Answer with one number only: the number of lines that contain "frac".
=== PROVIDED ENTRIES ===
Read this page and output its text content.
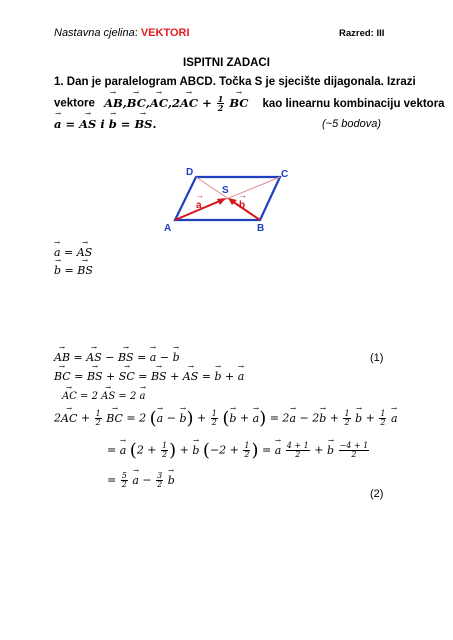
Nastavna cjelina: VEKTORI	Razred: III
ISPITNI ZADACI
1. Dan je paralelogram ABCD. Točka S je sjecište dijagonala. Izrazi
vektore → AB,→ BC,→ AC,2→ AC + $\frac{1}{2}$
→ BC kao linearnu kombinaciju vektora
→ a = → AS i → b = → BS.	(~5 bodova)
D	C
A	B
S
→
a
→
b
→ a = → AS
→ b = → BS
→ AB = → AS − → BS = → a − → b	(1)
→ BC = → BS + → SC = → BS + → AS = → b + → a
→ AC = 2 → AS = 2 → a
2→ AC + $\frac{1}{2}$
→ BC = 2 (→ a − → $b) + \frac{1}{2}$ (→ b + → $a) = 2\to a - 2\to b + \frac{1}{2}$
→ $b + \frac{1}{2}$
→ a
= → a ($2 + \frac{1}{2}$ ) + → b ($-2 + \frac{1}{2}$ ) = → a $\frac{4 + 1}{2}$ + → b $\frac{-4 + 1}{2}$
= $\frac{5}{2}$
→ $a - \frac{3}{2}$
→ b
(2)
===
TASK RESULT — 7